**GOAL**. Write out the records below word for word, please.
# SOURCE RECORDS start
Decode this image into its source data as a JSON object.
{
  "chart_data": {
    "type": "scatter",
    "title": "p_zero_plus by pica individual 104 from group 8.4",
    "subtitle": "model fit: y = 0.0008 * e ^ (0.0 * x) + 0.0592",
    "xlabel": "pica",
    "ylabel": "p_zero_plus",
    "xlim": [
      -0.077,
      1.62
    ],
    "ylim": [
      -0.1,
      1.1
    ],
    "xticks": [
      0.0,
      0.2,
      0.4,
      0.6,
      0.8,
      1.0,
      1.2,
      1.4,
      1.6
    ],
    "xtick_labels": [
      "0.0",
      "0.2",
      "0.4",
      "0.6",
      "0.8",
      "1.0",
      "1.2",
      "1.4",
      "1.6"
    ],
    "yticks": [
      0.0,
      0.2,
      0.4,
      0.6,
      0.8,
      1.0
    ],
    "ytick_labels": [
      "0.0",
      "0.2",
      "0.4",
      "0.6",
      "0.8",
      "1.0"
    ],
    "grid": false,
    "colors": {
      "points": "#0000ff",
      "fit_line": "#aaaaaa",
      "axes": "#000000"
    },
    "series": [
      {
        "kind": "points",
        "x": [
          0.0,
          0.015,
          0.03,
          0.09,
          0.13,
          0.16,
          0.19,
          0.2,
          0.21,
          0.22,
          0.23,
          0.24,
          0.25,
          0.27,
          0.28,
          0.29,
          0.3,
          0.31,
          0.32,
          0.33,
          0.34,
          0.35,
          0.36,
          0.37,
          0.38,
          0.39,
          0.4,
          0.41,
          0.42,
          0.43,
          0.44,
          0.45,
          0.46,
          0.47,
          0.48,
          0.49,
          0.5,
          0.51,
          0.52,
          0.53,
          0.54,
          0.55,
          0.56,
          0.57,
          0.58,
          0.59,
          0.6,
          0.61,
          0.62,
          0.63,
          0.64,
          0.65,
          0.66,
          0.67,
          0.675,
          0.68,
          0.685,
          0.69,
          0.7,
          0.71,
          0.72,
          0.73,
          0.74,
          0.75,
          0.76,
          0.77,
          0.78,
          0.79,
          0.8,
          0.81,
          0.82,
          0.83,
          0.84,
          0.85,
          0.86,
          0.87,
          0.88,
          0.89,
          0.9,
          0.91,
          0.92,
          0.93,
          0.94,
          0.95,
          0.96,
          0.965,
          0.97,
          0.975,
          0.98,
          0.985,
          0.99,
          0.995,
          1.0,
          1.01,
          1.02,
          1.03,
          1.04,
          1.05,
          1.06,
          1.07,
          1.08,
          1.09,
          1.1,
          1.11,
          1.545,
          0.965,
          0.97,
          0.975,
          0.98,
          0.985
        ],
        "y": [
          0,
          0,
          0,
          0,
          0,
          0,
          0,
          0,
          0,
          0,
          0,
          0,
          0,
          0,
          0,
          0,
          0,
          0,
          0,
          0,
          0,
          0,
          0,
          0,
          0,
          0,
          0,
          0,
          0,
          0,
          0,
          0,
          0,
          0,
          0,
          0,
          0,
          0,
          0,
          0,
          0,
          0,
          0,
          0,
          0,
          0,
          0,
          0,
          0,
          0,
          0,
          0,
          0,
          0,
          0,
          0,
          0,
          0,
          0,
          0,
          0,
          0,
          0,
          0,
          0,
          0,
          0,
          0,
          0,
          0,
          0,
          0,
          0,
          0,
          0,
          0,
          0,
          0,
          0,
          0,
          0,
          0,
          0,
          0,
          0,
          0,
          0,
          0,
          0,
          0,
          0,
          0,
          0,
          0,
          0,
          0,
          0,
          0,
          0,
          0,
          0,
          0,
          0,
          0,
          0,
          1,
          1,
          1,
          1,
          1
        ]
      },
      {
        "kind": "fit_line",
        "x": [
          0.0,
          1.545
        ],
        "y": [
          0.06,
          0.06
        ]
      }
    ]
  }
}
# SOURCE RECORDS end
**WRITTEN ANSWER**.
Decode this image into its source data as a JSON object.
{
  "chart_data": {
    "type": "scatter",
    "title": "p_zero_plus by pica individual 104 from group 8.4",
    "subtitle": "model fit: y = 0.0008 * e ^ (0.0 * x) + 0.0592",
    "xlabel": "pica",
    "ylabel": "p_zero_plus",
    "xlim": [
      -0.077,
      1.62
    ],
    "ylim": [
      -0.1,
      1.1
    ],
    "xticks": [
      0.0,
      0.2,
      0.4,
      0.6,
      0.8,
      1.0,
      1.2,
      1.4,
      1.6
    ],
    "xtick_labels": [
      "0.0",
      "0.2",
      "0.4",
      "0.6",
      "0.8",
      "1.0",
      "1.2",
      "1.4",
      "1.6"
    ],
    "yticks": [
      0.0,
      0.2,
      0.4,
      0.6,
      0.8,
      1.0
    ],
    "ytick_labels": [
      "0.0",
      "0.2",
      "0.4",
      "0.6",
      "0.8",
      "1.0"
    ],
    "grid": false,
    "colors": {
      "points": "#0000ff",
      "fit_line": "#aaaaaa",
      "axes": "#000000"
    },
    "series": [
      {
        "kind": "points",
        "x": [
          0.0,
          0.015,
          0.03,
          0.09,
          0.13,
          0.16,
          0.19,
          0.2,
          0.21,
          0.22,
          0.23,
          0.24,
          0.25,
          0.27,
          0.28,
          0.29,
          0.3,
          0.31,
          0.32,
          0.33,
          0.34,
          0.35,
          0.36,
          0.37,
          0.38,
          0.39,
          0.4,
          0.41,
          0.42,
          0.43,
          0.44,
          0.45,
          0.46,
          0.47,
          0.48,
          0.49,
          0.5,
          0.51,
          0.52,
          0.53,
          0.54,
          0.55,
          0.56,
          0.57,
          0.58,
          0.59,
          0.6,
          0.61,
          0.62,
          0.63,
          0.64,
          0.65,
          0.66,
          0.67,
          0.675,
          0.68,
          0.685,
          0.69,
          0.7,
          0.71,
          0.72,
          0.73,
          0.74,
          0.75,
          0.76,
          0.77,
          0.78,
          0.79,
          0.8,
          0.81,
          0.82,
          0.83,
          0.84,
          0.85,
          0.86,
          0.87,
          0.88,
          0.89,
          0.9,
          0.91,
          0.92,
          0.93,
          0.94,
          0.95,
          0.96,
          0.965,
          0.97,
          0.975,
          0.98,
          0.985,
          0.99,
          0.995,
          1.0,
          1.01,
          1.02,
          1.03,
          1.04,
          1.05,
          1.06,
          1.07,
          1.08,
          1.09,
          1.1,
          1.11,
          1.545,
          0.965,
          0.97,
          0.975,
          0.98,
          0.985
        ],
        "y": [
          0,
          0,
          0,
          0,
          0,
          0,
          0,
          0,
          0,
          0,
          0,
          0,
          0,
          0,
          0,
          0,
          0,
          0,
          0,
          0,
          0,
          0,
          0,
          0,
          0,
          0,
          0,
          0,
          0,
          0,
          0,
          0,
          0,
          0,
          0,
          0,
          0,
          0,
          0,
          0,
          0,
          0,
          0,
          0,
          0,
          0,
          0,
          0,
          0,
          0,
          0,
          0,
          0,
          0,
          0,
          0,
          0,
          0,
          0,
          0,
          0,
          0,
          0,
          0,
          0,
          0,
          0,
          0,
          0,
          0,
          0,
          0,
          0,
          0,
          0,
          0,
          0,
          0,
          0,
          0,
          0,
          0,
          0,
          0,
          0,
          0,
          0,
          0,
          0,
          0,
          0,
          0,
          0,
          0,
          0,
          0,
          0,
          0,
          0,
          0,
          0,
          0,
          0,
          0,
          0,
          1,
          1,
          1,
          1,
          1
        ]
      },
      {
        "kind": "fit_line",
        "x": [
          0.0,
          1.545
        ],
        "y": [
          0.06,
          0.06
        ]
      }
    ]
  }
}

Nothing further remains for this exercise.